TASK TO COMPLETE: In the entries below, find every line with "Large" and copy it.

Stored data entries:
◇ ◇ ◇ ◇ ◇ ◇ ◇

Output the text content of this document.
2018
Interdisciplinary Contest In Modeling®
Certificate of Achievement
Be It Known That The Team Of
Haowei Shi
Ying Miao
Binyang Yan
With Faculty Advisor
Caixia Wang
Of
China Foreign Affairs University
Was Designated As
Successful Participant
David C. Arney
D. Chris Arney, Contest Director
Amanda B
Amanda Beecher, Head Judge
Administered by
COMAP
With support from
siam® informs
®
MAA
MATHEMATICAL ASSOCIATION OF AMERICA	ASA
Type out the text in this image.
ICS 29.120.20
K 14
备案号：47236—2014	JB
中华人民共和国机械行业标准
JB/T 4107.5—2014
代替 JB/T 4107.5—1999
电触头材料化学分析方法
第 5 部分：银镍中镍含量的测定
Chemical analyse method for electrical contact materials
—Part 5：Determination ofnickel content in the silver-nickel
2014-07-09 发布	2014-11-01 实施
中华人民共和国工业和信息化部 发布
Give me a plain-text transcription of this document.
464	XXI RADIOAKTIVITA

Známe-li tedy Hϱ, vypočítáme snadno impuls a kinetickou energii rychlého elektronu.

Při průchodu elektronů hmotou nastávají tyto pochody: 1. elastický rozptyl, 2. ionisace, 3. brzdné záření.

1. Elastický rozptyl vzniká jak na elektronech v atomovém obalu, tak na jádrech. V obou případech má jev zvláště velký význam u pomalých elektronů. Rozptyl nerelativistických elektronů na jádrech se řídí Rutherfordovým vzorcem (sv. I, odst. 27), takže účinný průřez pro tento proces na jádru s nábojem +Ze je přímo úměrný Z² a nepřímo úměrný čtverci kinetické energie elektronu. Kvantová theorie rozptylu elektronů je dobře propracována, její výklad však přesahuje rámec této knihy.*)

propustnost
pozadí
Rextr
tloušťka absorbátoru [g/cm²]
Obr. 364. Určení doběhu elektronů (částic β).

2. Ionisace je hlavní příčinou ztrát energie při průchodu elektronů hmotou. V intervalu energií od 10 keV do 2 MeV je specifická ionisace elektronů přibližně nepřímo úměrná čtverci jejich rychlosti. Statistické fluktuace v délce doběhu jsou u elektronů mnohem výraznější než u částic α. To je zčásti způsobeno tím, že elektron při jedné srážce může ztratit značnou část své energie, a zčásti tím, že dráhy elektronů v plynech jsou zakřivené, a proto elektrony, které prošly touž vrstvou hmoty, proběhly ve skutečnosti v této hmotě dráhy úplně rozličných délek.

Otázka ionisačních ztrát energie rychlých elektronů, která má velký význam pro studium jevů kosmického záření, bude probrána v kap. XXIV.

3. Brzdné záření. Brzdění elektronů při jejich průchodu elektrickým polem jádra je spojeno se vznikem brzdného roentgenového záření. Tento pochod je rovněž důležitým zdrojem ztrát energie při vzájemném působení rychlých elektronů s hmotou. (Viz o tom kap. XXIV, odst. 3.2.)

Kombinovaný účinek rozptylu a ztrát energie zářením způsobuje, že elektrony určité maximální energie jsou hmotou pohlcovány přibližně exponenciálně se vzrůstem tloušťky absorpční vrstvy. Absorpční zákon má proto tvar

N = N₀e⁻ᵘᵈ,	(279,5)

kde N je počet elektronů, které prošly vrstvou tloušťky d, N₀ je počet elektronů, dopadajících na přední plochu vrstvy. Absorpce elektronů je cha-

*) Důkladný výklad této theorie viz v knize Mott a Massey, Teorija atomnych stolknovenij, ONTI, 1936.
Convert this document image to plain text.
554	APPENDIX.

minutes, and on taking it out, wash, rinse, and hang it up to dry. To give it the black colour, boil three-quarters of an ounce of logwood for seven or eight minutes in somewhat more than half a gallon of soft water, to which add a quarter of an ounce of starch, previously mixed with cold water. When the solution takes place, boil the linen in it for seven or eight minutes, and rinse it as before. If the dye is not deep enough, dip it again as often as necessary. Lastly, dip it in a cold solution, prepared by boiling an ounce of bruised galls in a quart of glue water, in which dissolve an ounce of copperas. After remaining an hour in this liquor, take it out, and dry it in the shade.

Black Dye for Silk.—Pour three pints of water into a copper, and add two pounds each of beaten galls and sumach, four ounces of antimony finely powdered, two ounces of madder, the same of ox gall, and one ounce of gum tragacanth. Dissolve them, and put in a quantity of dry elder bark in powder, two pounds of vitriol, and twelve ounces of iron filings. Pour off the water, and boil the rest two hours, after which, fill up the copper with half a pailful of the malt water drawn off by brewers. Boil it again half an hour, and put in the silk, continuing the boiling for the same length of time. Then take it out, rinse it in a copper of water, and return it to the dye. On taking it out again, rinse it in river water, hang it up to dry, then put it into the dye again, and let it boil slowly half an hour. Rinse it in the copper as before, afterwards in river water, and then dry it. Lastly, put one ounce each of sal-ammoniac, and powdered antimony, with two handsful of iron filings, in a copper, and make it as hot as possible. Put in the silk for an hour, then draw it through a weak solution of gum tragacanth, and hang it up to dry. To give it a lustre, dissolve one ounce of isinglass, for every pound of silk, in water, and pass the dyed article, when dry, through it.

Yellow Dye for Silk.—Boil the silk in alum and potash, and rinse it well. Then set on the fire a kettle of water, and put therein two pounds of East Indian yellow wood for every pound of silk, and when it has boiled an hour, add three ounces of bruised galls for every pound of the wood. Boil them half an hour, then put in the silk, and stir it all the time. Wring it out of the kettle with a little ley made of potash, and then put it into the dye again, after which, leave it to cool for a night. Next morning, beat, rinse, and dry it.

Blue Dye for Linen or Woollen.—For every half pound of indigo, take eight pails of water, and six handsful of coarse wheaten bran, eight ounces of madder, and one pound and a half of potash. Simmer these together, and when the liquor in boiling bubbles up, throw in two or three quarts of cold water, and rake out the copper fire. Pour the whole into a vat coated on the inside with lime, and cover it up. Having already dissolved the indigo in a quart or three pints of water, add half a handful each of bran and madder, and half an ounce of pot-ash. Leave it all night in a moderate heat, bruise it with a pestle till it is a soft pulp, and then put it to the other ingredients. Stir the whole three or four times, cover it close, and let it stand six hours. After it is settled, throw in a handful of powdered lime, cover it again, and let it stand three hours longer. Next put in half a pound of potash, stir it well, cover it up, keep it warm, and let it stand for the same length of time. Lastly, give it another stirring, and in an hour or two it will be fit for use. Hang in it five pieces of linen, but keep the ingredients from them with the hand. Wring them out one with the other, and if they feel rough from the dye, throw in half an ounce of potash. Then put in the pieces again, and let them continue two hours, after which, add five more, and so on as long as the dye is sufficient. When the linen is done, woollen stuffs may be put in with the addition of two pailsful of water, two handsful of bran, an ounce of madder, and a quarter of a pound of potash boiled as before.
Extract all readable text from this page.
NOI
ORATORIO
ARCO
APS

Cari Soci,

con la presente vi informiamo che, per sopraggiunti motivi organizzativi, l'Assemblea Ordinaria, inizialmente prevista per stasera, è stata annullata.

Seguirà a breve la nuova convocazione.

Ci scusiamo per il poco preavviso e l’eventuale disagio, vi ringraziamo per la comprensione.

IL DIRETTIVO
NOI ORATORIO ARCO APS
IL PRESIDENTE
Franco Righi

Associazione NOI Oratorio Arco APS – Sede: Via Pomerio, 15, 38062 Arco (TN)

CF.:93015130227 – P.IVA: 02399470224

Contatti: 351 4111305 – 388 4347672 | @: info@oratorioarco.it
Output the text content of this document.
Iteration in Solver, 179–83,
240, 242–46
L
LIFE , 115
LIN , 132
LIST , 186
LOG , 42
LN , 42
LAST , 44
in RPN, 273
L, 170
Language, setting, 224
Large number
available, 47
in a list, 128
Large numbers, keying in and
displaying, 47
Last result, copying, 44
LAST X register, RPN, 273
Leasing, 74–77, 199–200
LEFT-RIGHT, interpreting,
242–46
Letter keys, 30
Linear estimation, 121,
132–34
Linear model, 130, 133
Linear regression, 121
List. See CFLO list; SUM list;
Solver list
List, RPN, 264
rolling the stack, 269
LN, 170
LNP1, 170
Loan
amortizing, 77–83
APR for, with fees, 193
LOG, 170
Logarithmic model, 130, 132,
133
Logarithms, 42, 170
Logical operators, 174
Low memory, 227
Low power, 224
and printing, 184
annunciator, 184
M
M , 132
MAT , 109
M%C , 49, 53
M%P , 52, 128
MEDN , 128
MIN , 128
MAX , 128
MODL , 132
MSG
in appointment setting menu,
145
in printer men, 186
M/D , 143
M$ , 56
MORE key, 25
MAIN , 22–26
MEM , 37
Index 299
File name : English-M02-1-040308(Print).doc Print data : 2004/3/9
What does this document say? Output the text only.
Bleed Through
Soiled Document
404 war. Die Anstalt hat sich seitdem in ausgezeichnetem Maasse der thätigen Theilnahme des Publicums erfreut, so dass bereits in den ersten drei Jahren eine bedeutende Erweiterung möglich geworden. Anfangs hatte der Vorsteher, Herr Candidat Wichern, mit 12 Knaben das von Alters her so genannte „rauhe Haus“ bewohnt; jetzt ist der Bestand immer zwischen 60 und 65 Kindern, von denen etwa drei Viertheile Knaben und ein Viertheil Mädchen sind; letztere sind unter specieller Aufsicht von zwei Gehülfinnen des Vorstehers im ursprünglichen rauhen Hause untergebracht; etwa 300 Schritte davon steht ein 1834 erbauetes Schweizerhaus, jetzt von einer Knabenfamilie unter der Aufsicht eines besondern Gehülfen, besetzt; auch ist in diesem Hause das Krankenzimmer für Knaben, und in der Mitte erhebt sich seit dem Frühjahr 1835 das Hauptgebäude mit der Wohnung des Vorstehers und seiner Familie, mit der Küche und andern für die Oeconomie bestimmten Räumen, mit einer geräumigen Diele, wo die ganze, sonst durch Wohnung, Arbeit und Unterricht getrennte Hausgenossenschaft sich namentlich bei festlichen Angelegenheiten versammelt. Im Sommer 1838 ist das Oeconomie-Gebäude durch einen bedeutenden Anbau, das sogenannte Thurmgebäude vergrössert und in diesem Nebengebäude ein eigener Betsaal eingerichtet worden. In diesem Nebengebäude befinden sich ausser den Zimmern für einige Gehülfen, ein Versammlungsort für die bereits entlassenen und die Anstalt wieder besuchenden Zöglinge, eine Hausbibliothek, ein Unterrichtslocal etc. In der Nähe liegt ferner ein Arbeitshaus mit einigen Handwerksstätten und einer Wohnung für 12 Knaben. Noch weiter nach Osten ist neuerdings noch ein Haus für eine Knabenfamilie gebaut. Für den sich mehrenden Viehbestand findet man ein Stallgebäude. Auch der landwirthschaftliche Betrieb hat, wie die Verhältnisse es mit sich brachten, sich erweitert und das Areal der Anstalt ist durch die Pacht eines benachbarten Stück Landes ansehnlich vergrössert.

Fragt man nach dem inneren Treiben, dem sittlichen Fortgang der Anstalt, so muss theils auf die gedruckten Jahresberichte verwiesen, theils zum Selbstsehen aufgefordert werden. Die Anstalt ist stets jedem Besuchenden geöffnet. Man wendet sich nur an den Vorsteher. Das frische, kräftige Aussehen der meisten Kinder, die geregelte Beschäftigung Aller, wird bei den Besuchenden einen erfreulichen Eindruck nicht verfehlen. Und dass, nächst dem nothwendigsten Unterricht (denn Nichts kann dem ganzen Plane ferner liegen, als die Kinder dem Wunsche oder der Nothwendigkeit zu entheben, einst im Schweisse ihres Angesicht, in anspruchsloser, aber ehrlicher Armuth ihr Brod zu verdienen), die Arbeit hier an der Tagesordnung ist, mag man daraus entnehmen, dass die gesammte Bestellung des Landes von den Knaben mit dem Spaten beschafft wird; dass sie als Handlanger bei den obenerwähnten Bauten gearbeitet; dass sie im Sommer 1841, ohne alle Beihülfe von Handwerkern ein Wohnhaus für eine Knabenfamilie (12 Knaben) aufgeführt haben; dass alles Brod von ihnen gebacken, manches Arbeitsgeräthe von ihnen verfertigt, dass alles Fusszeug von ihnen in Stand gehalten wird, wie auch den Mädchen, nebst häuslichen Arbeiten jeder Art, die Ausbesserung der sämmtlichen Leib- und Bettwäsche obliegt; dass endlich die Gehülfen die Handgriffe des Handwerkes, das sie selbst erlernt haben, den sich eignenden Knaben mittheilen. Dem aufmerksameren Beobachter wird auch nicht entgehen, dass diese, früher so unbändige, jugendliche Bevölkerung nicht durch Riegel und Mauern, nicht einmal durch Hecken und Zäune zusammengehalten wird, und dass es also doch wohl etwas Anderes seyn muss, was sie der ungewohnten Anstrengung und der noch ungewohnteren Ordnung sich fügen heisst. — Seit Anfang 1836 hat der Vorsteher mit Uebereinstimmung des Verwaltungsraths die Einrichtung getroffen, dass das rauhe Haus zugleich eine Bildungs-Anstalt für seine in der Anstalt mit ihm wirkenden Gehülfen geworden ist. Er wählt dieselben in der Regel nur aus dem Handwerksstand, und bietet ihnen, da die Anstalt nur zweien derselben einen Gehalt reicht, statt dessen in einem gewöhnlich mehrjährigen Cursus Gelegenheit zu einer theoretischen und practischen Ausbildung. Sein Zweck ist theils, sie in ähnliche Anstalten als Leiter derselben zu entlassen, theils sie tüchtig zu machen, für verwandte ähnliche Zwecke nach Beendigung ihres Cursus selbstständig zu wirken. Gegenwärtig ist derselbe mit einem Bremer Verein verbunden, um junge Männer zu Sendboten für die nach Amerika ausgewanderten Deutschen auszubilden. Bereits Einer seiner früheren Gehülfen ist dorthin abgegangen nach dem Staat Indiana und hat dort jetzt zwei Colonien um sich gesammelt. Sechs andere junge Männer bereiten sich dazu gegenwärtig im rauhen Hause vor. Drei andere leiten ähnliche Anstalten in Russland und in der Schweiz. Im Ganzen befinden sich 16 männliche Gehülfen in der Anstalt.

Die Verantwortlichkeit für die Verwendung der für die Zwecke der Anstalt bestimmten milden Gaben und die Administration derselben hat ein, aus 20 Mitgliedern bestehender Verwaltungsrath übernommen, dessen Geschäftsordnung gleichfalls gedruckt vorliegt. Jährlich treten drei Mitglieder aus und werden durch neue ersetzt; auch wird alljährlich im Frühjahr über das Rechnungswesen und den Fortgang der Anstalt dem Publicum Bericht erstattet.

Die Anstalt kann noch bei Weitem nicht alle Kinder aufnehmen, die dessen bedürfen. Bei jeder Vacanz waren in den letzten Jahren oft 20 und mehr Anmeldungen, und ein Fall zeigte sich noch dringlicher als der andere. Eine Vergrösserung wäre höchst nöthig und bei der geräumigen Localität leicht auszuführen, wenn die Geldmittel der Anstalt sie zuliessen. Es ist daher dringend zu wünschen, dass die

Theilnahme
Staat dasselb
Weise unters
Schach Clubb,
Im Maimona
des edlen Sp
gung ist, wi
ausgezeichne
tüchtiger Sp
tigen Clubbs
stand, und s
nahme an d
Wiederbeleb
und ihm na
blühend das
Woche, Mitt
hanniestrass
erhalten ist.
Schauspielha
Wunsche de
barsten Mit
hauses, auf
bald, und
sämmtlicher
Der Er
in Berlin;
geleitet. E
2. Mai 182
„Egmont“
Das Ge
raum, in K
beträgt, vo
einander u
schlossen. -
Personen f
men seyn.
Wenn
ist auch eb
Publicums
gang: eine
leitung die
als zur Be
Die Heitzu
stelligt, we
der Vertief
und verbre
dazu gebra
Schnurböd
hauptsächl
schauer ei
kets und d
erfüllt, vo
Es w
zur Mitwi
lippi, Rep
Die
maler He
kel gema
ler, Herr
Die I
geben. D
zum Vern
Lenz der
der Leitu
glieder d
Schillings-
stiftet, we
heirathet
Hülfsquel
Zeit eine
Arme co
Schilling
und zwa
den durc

◇ ◇ ◇ ◇ ◇ ◇ ◇

RESPONSE TO THIS TASK:
Large number
Large numbers, keying in and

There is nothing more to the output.